From the listing below, return each line that includes "commune".

--- Start of Records provided ---

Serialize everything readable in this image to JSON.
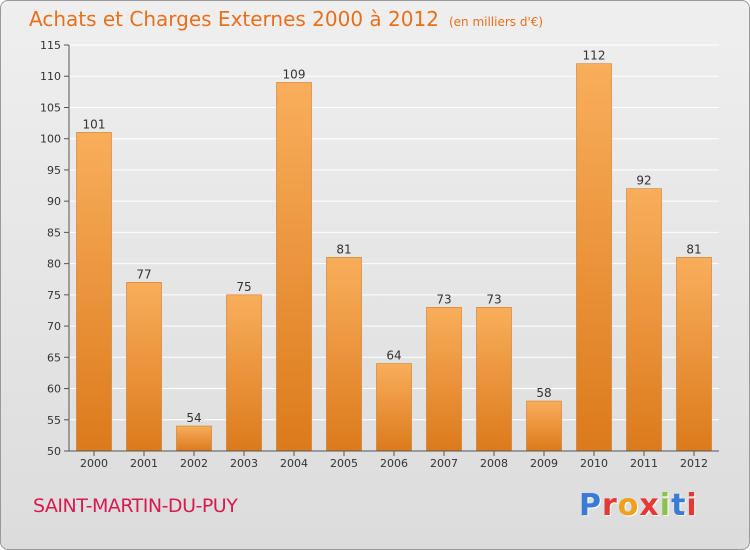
{
  "header": {
    "title": "Achats et Charges Externes 2000 à 2012",
    "unit": "(en milliers d'€)"
  },
  "commune": "SAINT-MARTIN-DU-PUY",
  "logo": {
    "text": "Proxiti",
    "colors": [
      "#3a7bd5",
      "#e53935",
      "#f0a01c",
      "#e53935",
      "#8bc34a",
      "#3a7bd5",
      "#e53935"
    ]
  },
  "colors": {
    "bar_light": "#f9ae5b",
    "bar_dark": "#dc7a1c",
    "title": "#e8701a",
    "commune": "#d91a4f"
  },
  "chart_data": {
    "type": "bar",
    "title": "Achats et Charges Externes 2000 à 2012",
    "subtitle": "(en milliers d'€)",
    "categories": [
      "2000",
      "2001",
      "2002",
      "2003",
      "2004",
      "2005",
      "2006",
      "2007",
      "2008",
      "2009",
      "2010",
      "2011",
      "2012"
    ],
    "values": [
      101,
      77,
      54,
      75,
      109,
      81,
      64,
      73,
      73,
      58,
      112,
      92,
      81
    ],
    "ylim": [
      50,
      115
    ],
    "yticks": [
      50,
      55,
      60,
      65,
      70,
      75,
      80,
      85,
      90,
      95,
      100,
      105,
      110,
      115
    ],
    "grid": true,
    "data_labels": true
  }
}
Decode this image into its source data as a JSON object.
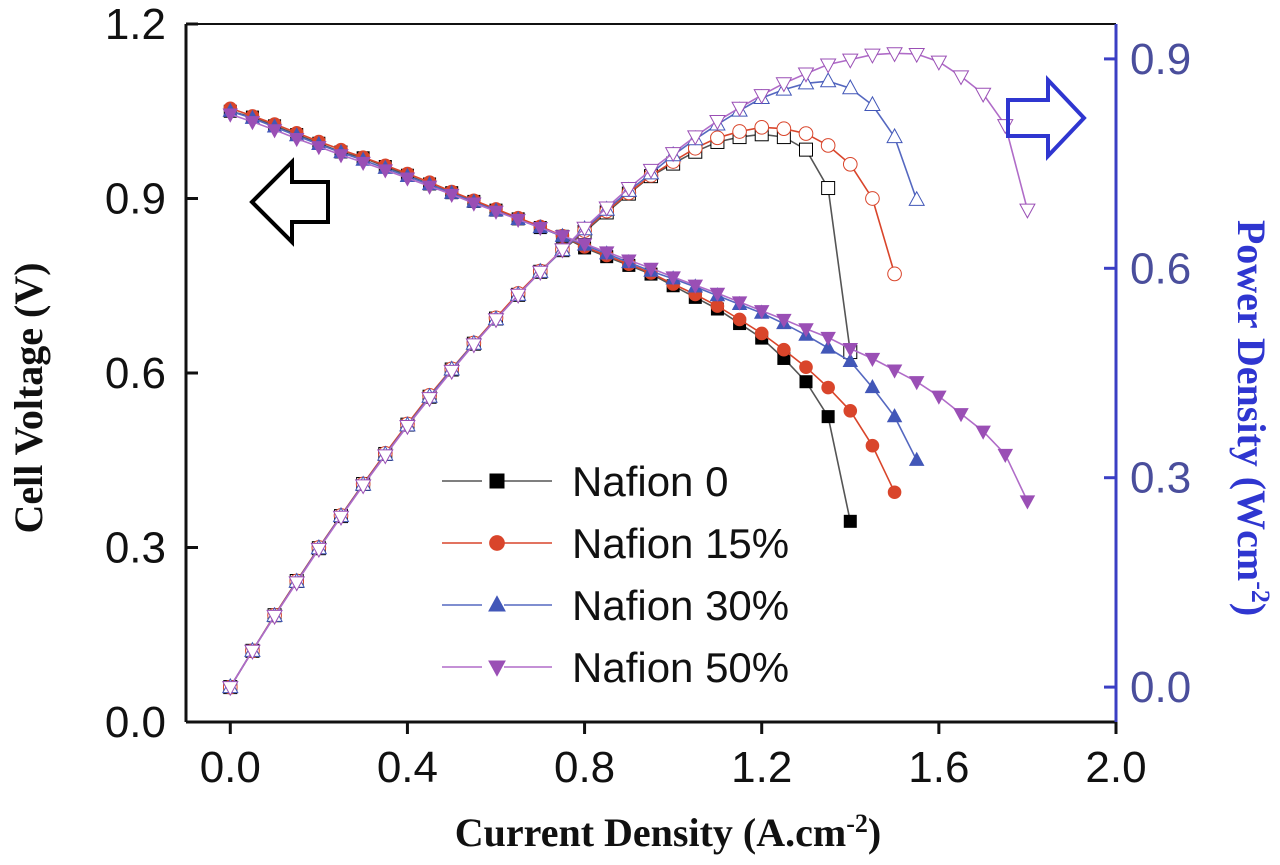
{
  "chart_data": {
    "type": "line",
    "title": "",
    "xlabel": "Current Density (A.cm",
    "xlabel_sup": "-2",
    "xlabel_end": ")",
    "ylabel_left": "Cell Voltage (V)",
    "ylabel_right": "Power Density (Wcm",
    "ylabel_right_sup": "-2",
    "ylabel_right_end": ")",
    "xlim": [
      -0.1,
      2.0
    ],
    "ylim_left": [
      0.0,
      1.2
    ],
    "ylim_right": [
      -0.05,
      0.95
    ],
    "x_ticks": [
      "0.0",
      "0.4",
      "0.8",
      "1.2",
      "1.6",
      "2.0"
    ],
    "y_left_ticks": [
      "0.0",
      "0.3",
      "0.6",
      "0.9",
      "1.2"
    ],
    "y_right_ticks": [
      "0.0",
      "0.3",
      "0.6",
      "0.9"
    ],
    "legend_position": "lower-center",
    "annotations": [
      "arrow-left: voltage curves read on left axis",
      "arrow-right: power curves read on right axis"
    ],
    "colors": {
      "axis": "#111111",
      "right_axis": "#3b3fc4",
      "right_tick": "#4a4e9c",
      "right_title": "#2f36d0"
    },
    "series": [
      {
        "name": "Nafion 0",
        "marker": "square",
        "color": "#000000",
        "line_color": "#555555",
        "voltage": {
          "x": [
            0,
            0.05,
            0.1,
            0.15,
            0.2,
            0.25,
            0.3,
            0.35,
            0.4,
            0.45,
            0.5,
            0.55,
            0.6,
            0.65,
            0.7,
            0.75,
            0.8,
            0.85,
            0.9,
            0.95,
            1.0,
            1.05,
            1.1,
            1.15,
            1.2,
            1.25,
            1.3,
            1.35,
            1.4
          ],
          "y": [
            1.05,
            1.04,
            1.025,
            1.01,
            0.995,
            0.98,
            0.97,
            0.955,
            0.94,
            0.925,
            0.91,
            0.895,
            0.88,
            0.865,
            0.85,
            0.835,
            0.815,
            0.8,
            0.785,
            0.77,
            0.75,
            0.73,
            0.71,
            0.685,
            0.66,
            0.625,
            0.585,
            0.525,
            0.345
          ]
        },
        "power": {
          "x": [
            0,
            0.05,
            0.1,
            0.15,
            0.2,
            0.25,
            0.3,
            0.35,
            0.4,
            0.45,
            0.5,
            0.55,
            0.6,
            0.65,
            0.7,
            0.75,
            0.8,
            0.85,
            0.9,
            0.95,
            1.0,
            1.05,
            1.1,
            1.15,
            1.2,
            1.25,
            1.3,
            1.35,
            1.4
          ],
          "y": [
            0.0,
            0.052,
            0.103,
            0.152,
            0.199,
            0.245,
            0.291,
            0.334,
            0.376,
            0.416,
            0.455,
            0.492,
            0.528,
            0.562,
            0.595,
            0.626,
            0.652,
            0.68,
            0.707,
            0.732,
            0.75,
            0.767,
            0.781,
            0.788,
            0.792,
            0.788,
            0.77,
            0.715,
            0.48
          ]
        }
      },
      {
        "name": "Nafion 15%",
        "marker": "circle",
        "color": "#d9452b",
        "line_color": "#d9452b",
        "voltage": {
          "x": [
            0,
            0.05,
            0.1,
            0.15,
            0.2,
            0.25,
            0.3,
            0.35,
            0.4,
            0.45,
            0.5,
            0.55,
            0.6,
            0.65,
            0.7,
            0.75,
            0.8,
            0.85,
            0.9,
            0.95,
            1.0,
            1.05,
            1.1,
            1.15,
            1.2,
            1.25,
            1.3,
            1.35,
            1.4,
            1.45,
            1.5
          ],
          "y": [
            1.055,
            1.042,
            1.028,
            1.013,
            0.998,
            0.984,
            0.971,
            0.957,
            0.943,
            0.928,
            0.912,
            0.897,
            0.882,
            0.867,
            0.852,
            0.836,
            0.817,
            0.802,
            0.787,
            0.772,
            0.753,
            0.735,
            0.715,
            0.692,
            0.668,
            0.64,
            0.61,
            0.575,
            0.535,
            0.475,
            0.395
          ]
        },
        "power": {
          "x": [
            0,
            0.05,
            0.1,
            0.15,
            0.2,
            0.25,
            0.3,
            0.35,
            0.4,
            0.45,
            0.5,
            0.55,
            0.6,
            0.65,
            0.7,
            0.75,
            0.8,
            0.85,
            0.9,
            0.95,
            1.0,
            1.05,
            1.1,
            1.15,
            1.2,
            1.25,
            1.3,
            1.35,
            1.4,
            1.45,
            1.5
          ],
          "y": [
            0.0,
            0.052,
            0.103,
            0.152,
            0.2,
            0.246,
            0.291,
            0.335,
            0.377,
            0.418,
            0.456,
            0.493,
            0.529,
            0.564,
            0.596,
            0.627,
            0.654,
            0.682,
            0.708,
            0.733,
            0.753,
            0.772,
            0.787,
            0.796,
            0.802,
            0.8,
            0.793,
            0.776,
            0.749,
            0.7,
            0.592
          ]
        }
      },
      {
        "name": "Nafion 30%",
        "marker": "triangle-up",
        "color": "#4257b8",
        "line_color": "#5568c0",
        "voltage": {
          "x": [
            0,
            0.05,
            0.1,
            0.15,
            0.2,
            0.25,
            0.3,
            0.35,
            0.4,
            0.45,
            0.5,
            0.55,
            0.6,
            0.65,
            0.7,
            0.75,
            0.8,
            0.85,
            0.9,
            0.95,
            1.0,
            1.05,
            1.1,
            1.15,
            1.2,
            1.25,
            1.3,
            1.35,
            1.4,
            1.45,
            1.5,
            1.55
          ],
          "y": [
            1.05,
            1.038,
            1.023,
            1.008,
            0.993,
            0.979,
            0.966,
            0.952,
            0.938,
            0.924,
            0.909,
            0.894,
            0.879,
            0.864,
            0.85,
            0.835,
            0.82,
            0.805,
            0.79,
            0.775,
            0.762,
            0.748,
            0.733,
            0.718,
            0.703,
            0.685,
            0.665,
            0.643,
            0.62,
            0.575,
            0.525,
            0.45
          ]
        },
        "power": {
          "x": [
            0,
            0.05,
            0.1,
            0.15,
            0.2,
            0.25,
            0.3,
            0.35,
            0.4,
            0.45,
            0.5,
            0.55,
            0.6,
            0.65,
            0.7,
            0.75,
            0.8,
            0.85,
            0.9,
            0.95,
            1.0,
            1.05,
            1.1,
            1.15,
            1.2,
            1.25,
            1.3,
            1.35,
            1.4,
            1.45,
            1.5,
            1.55
          ],
          "y": [
            0.0,
            0.052,
            0.102,
            0.151,
            0.199,
            0.245,
            0.29,
            0.333,
            0.375,
            0.416,
            0.455,
            0.492,
            0.527,
            0.562,
            0.595,
            0.626,
            0.656,
            0.684,
            0.711,
            0.736,
            0.762,
            0.785,
            0.806,
            0.826,
            0.844,
            0.856,
            0.865,
            0.868,
            0.858,
            0.834,
            0.788,
            0.698
          ]
        }
      },
      {
        "name": "Nafion 50%",
        "marker": "triangle-down",
        "color": "#9a4fb5",
        "line_color": "#b06cc8",
        "voltage": {
          "x": [
            0,
            0.05,
            0.1,
            0.15,
            0.2,
            0.25,
            0.3,
            0.35,
            0.4,
            0.45,
            0.5,
            0.55,
            0.6,
            0.65,
            0.7,
            0.75,
            0.8,
            0.85,
            0.9,
            0.95,
            1.0,
            1.05,
            1.1,
            1.15,
            1.2,
            1.25,
            1.3,
            1.35,
            1.4,
            1.45,
            1.5,
            1.55,
            1.6,
            1.65,
            1.7,
            1.75,
            1.8
          ],
          "y": [
            1.045,
            1.032,
            1.018,
            1.003,
            0.989,
            0.975,
            0.962,
            0.949,
            0.935,
            0.921,
            0.907,
            0.892,
            0.878,
            0.864,
            0.85,
            0.836,
            0.822,
            0.808,
            0.794,
            0.78,
            0.765,
            0.751,
            0.737,
            0.722,
            0.707,
            0.692,
            0.676,
            0.661,
            0.642,
            0.625,
            0.605,
            0.585,
            0.56,
            0.53,
            0.5,
            0.46,
            0.38
          ]
        },
        "power": {
          "x": [
            0,
            0.05,
            0.1,
            0.15,
            0.2,
            0.25,
            0.3,
            0.35,
            0.4,
            0.45,
            0.5,
            0.55,
            0.6,
            0.65,
            0.7,
            0.75,
            0.8,
            0.85,
            0.9,
            0.95,
            1.0,
            1.05,
            1.1,
            1.15,
            1.2,
            1.25,
            1.3,
            1.35,
            1.4,
            1.45,
            1.5,
            1.55,
            1.6,
            1.65,
            1.7,
            1.75,
            1.8
          ],
          "y": [
            0.0,
            0.052,
            0.102,
            0.15,
            0.198,
            0.244,
            0.289,
            0.332,
            0.374,
            0.414,
            0.453,
            0.491,
            0.527,
            0.562,
            0.595,
            0.627,
            0.658,
            0.687,
            0.715,
            0.741,
            0.765,
            0.789,
            0.811,
            0.83,
            0.848,
            0.865,
            0.879,
            0.892,
            0.899,
            0.906,
            0.908,
            0.907,
            0.896,
            0.875,
            0.85,
            0.805,
            0.684
          ]
        }
      }
    ]
  }
}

--- End of Records provided ---

(Finished exercise)
  "commune": "SAINT-MARTIN-DU-PUY",
    "commune": "#d91a4f"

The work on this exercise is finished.